> WRITTEN EXERCISE:
Your task is to transcribe all of the records exactly and leave out the pictures.

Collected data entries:
◆ ◆ ◆ ◆
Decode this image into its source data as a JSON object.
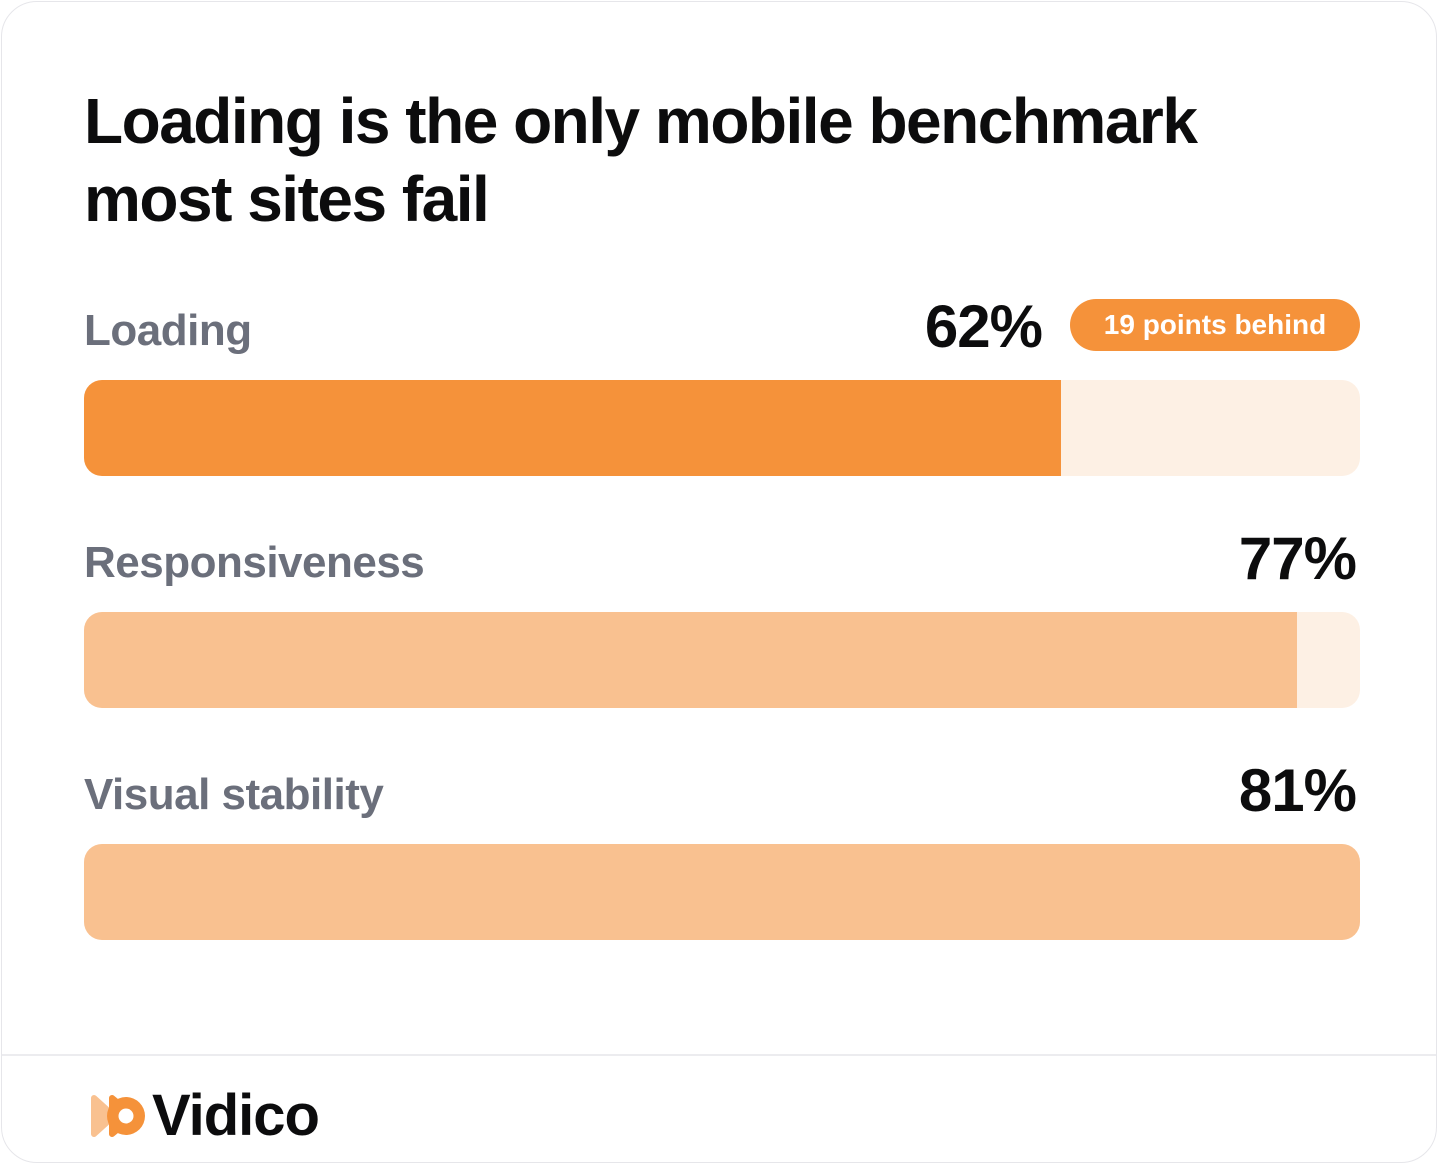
{
  "colors": {
    "primary": "#f5923a",
    "secondary": "#f9c190",
    "track": "#fdf0e4",
    "label": "#6b6f7b",
    "text": "#0c0c0d"
  },
  "chart_data": {
    "type": "bar",
    "orientation": "horizontal",
    "title": "Loading is the only mobile benchmark most sites fail",
    "categories": [
      "Loading",
      "Responsiveness",
      "Visual stability"
    ],
    "values": [
      62,
      77,
      81
    ],
    "value_labels": [
      "62%",
      "77%",
      "81%"
    ],
    "xlim": [
      0,
      81
    ],
    "annotations": [
      {
        "category": "Loading",
        "text": "19 points behind"
      }
    ],
    "highlight": "Loading",
    "grid": false,
    "legend": "none"
  },
  "brand": {
    "name": "Vidico",
    "logo_icon": "vidico-play-icon"
  }
}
◆ ◆ ◆ ◆
> SOLUTION FOR THIS PROBLEM:
Decode this image into its source data as a JSON object.
{
  "colors": {
    "primary": "#f5923a",
    "secondary": "#f9c190",
    "track": "#fdf0e4",
    "label": "#6b6f7b",
    "text": "#0c0c0d"
  },
  "chart_data": {
    "type": "bar",
    "orientation": "horizontal",
    "title": "Loading is the only mobile benchmark most sites fail",
    "categories": [
      "Loading",
      "Responsiveness",
      "Visual stability"
    ],
    "values": [
      62,
      77,
      81
    ],
    "value_labels": [
      "62%",
      "77%",
      "81%"
    ],
    "xlim": [
      0,
      81
    ],
    "annotations": [
      {
        "category": "Loading",
        "text": "19 points behind"
      }
    ],
    "highlight": "Loading",
    "grid": false,
    "legend": "none"
  },
  "brand": {
    "name": "Vidico",
    "logo_icon": "vidico-play-icon"
  }
}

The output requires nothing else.